(Figure contents as structured data)
-- Begin --
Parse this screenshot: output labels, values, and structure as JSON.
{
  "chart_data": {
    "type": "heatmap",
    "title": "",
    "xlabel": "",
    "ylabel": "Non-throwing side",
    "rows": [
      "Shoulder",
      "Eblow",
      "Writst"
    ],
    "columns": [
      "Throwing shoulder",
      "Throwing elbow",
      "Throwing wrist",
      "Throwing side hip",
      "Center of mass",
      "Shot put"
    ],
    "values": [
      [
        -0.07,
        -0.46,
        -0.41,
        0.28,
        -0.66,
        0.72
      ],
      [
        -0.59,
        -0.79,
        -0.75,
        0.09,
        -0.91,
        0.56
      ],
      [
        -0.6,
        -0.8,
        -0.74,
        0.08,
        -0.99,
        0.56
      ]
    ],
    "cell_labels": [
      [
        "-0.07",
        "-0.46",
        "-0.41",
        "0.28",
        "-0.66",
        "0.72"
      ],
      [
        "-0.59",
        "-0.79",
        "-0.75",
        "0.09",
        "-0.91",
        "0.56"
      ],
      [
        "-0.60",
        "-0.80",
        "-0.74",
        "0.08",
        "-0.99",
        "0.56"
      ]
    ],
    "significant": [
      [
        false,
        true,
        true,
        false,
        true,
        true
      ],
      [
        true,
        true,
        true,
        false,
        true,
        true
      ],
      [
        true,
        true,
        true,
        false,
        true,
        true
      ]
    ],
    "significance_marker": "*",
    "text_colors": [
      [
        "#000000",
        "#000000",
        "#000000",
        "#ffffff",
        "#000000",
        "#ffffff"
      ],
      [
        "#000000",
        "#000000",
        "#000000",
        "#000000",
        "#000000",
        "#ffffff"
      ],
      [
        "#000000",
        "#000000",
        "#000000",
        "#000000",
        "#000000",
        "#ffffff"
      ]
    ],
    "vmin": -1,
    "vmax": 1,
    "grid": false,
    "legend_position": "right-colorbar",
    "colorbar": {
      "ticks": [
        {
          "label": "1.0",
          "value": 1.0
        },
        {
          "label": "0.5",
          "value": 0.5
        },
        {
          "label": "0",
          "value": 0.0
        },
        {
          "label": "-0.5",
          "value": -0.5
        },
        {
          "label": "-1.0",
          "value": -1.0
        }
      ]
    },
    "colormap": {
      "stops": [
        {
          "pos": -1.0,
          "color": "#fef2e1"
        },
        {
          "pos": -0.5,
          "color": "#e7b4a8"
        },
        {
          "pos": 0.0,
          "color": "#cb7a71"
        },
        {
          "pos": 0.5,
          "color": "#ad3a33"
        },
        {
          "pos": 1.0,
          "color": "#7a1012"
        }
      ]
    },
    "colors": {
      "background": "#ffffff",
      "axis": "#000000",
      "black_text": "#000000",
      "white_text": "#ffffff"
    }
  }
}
-- End --
→ Description of the task
From the data above, extract every line in its exact form.

→ Exercise answer
Parse this screenshot: output labels, values, and structure as JSON.
{
  "chart_data": {
    "type": "heatmap",
    "title": "",
    "xlabel": "",
    "ylabel": "Non-throwing side",
    "rows": [
      "Shoulder",
      "Eblow",
      "Writst"
    ],
    "columns": [
      "Throwing shoulder",
      "Throwing elbow",
      "Throwing wrist",
      "Throwing side hip",
      "Center of mass",
      "Shot put"
    ],
    "values": [
      [
        -0.07,
        -0.46,
        -0.41,
        0.28,
        -0.66,
        0.72
      ],
      [
        -0.59,
        -0.79,
        -0.75,
        0.09,
        -0.91,
        0.56
      ],
      [
        -0.6,
        -0.8,
        -0.74,
        0.08,
        -0.99,
        0.56
      ]
    ],
    "cell_labels": [
      [
        "-0.07",
        "-0.46",
        "-0.41",
        "0.28",
        "-0.66",
        "0.72"
      ],
      [
        "-0.59",
        "-0.79",
        "-0.75",
        "0.09",
        "-0.91",
        "0.56"
      ],
      [
        "-0.60",
        "-0.80",
        "-0.74",
        "0.08",
        "-0.99",
        "0.56"
      ]
    ],
    "significant": [
      [
        false,
        true,
        true,
        false,
        true,
        true
      ],
      [
        true,
        true,
        true,
        false,
        true,
        true
      ],
      [
        true,
        true,
        true,
        false,
        true,
        true
      ]
    ],
    "significance_marker": "*",
    "text_colors": [
      [
        "#000000",
        "#000000",
        "#000000",
        "#ffffff",
        "#000000",
        "#ffffff"
      ],
      [
        "#000000",
        "#000000",
        "#000000",
        "#000000",
        "#000000",
        "#ffffff"
      ],
      [
        "#000000",
        "#000000",
        "#000000",
        "#000000",
        "#000000",
        "#ffffff"
      ]
    ],
    "vmin": -1,
    "vmax": 1,
    "grid": false,
    "legend_position": "right-colorbar",
    "colorbar": {
      "ticks": [
        {
          "label": "1.0",
          "value": 1.0
        },
        {
          "label": "0.5",
          "value": 0.5
        },
        {
          "label": "0",
          "value": 0.0
        },
        {
          "label": "-0.5",
          "value": -0.5
        },
        {
          "label": "-1.0",
          "value": -1.0
        }
      ]
    },
    "colormap": {
      "stops": [
        {
          "pos": -1.0,
          "color": "#fef2e1"
        },
        {
          "pos": -0.5,
          "color": "#e7b4a8"
        },
        {
          "pos": 0.0,
          "color": "#cb7a71"
        },
        {
          "pos": 0.5,
          "color": "#ad3a33"
        },
        {
          "pos": 1.0,
          "color": "#7a1012"
        }
      ]
    },
    "colors": {
      "background": "#ffffff",
      "axis": "#000000",
      "black_text": "#000000",
      "white_text": "#ffffff"
    }
  }
}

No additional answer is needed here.